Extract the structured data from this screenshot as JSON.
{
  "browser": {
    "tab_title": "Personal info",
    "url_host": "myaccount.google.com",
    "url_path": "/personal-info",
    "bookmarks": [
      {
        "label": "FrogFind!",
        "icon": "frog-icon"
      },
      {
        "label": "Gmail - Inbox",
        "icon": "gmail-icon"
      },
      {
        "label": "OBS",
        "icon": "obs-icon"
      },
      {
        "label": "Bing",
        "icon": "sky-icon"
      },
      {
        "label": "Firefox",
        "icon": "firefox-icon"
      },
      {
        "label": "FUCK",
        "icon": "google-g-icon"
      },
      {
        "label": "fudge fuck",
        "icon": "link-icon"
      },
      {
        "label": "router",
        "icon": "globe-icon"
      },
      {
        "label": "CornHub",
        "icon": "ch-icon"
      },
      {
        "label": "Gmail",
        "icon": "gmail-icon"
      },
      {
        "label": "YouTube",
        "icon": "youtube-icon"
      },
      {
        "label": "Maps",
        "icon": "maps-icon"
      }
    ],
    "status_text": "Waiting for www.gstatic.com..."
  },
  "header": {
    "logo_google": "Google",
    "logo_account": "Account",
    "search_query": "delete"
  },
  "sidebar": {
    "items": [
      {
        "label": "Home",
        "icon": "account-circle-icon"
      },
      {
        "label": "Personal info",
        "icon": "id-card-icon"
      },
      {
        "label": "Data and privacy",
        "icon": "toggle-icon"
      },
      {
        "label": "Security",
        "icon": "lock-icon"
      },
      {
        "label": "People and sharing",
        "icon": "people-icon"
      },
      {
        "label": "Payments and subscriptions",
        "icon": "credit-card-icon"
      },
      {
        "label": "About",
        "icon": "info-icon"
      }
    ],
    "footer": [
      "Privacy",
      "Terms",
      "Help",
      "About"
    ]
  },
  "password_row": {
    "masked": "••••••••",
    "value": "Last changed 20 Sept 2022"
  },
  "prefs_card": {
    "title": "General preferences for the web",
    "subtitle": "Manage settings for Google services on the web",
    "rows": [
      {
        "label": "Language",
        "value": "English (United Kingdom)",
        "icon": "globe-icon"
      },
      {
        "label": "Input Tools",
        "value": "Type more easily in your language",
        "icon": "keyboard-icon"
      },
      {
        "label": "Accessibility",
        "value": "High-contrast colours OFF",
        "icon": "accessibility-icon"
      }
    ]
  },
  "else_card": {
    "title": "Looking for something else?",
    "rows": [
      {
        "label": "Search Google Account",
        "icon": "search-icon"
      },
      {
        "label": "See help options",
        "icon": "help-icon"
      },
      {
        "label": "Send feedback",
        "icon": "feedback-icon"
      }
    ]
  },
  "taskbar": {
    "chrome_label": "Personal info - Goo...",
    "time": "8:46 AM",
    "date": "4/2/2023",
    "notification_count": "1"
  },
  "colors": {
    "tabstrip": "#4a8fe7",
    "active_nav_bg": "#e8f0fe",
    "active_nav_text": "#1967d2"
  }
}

-------------------------

Transcribe each entry precisely, missing none.

▶ Output for this task:
Extract the structured data from this screenshot as JSON.
{
  "browser": {
    "tab_title": "Personal info",
    "url_host": "myaccount.google.com",
    "url_path": "/personal-info",
    "bookmarks": [
      {
        "label": "FrogFind!",
        "icon": "frog-icon"
      },
      {
        "label": "Gmail - Inbox",
        "icon": "gmail-icon"
      },
      {
        "label": "OBS",
        "icon": "obs-icon"
      },
      {
        "label": "Bing",
        "icon": "sky-icon"
      },
      {
        "label": "Firefox",
        "icon": "firefox-icon"
      },
      {
        "label": "FUCK",
        "icon": "google-g-icon"
      },
      {
        "label": "fudge fuck",
        "icon": "link-icon"
      },
      {
        "label": "router",
        "icon": "globe-icon"
      },
      {
        "label": "CornHub",
        "icon": "ch-icon"
      },
      {
        "label": "Gmail",
        "icon": "gmail-icon"
      },
      {
        "label": "YouTube",
        "icon": "youtube-icon"
      },
      {
        "label": "Maps",
        "icon": "maps-icon"
      }
    ],
    "status_text": "Waiting for www.gstatic.com..."
  },
  "header": {
    "logo_google": "Google",
    "logo_account": "Account",
    "search_query": "delete"
  },
  "sidebar": {
    "items": [
      {
        "label": "Home",
        "icon": "account-circle-icon"
      },
      {
        "label": "Personal info",
        "icon": "id-card-icon"
      },
      {
        "label": "Data and privacy",
        "icon": "toggle-icon"
      },
      {
        "label": "Security",
        "icon": "lock-icon"
      },
      {
        "label": "People and sharing",
        "icon": "people-icon"
      },
      {
        "label": "Payments and subscriptions",
        "icon": "credit-card-icon"
      },
      {
        "label": "About",
        "icon": "info-icon"
      }
    ],
    "footer": [
      "Privacy",
      "Terms",
      "Help",
      "About"
    ]
  },
  "password_row": {
    "masked": "••••••••",
    "value": "Last changed 20 Sept 2022"
  },
  "prefs_card": {
    "title": "General preferences for the web",
    "subtitle": "Manage settings for Google services on the web",
    "rows": [
      {
        "label": "Language",
        "value": "English (United Kingdom)",
        "icon": "globe-icon"
      },
      {
        "label": "Input Tools",
        "value": "Type more easily in your language",
        "icon": "keyboard-icon"
      },
      {
        "label": "Accessibility",
        "value": "High-contrast colours OFF",
        "icon": "accessibility-icon"
      }
    ]
  },
  "else_card": {
    "title": "Looking for something else?",
    "rows": [
      {
        "label": "Search Google Account",
        "icon": "search-icon"
      },
      {
        "label": "See help options",
        "icon": "help-icon"
      },
      {
        "label": "Send feedback",
        "icon": "feedback-icon"
      }
    ]
  },
  "taskbar": {
    "chrome_label": "Personal info - Goo...",
    "time": "8:46 AM",
    "date": "4/2/2023",
    "notification_count": "1"
  },
  "colors": {
    "tabstrip": "#4a8fe7",
    "active_nav_bg": "#e8f0fe",
    "active_nav_text": "#1967d2"
  }
}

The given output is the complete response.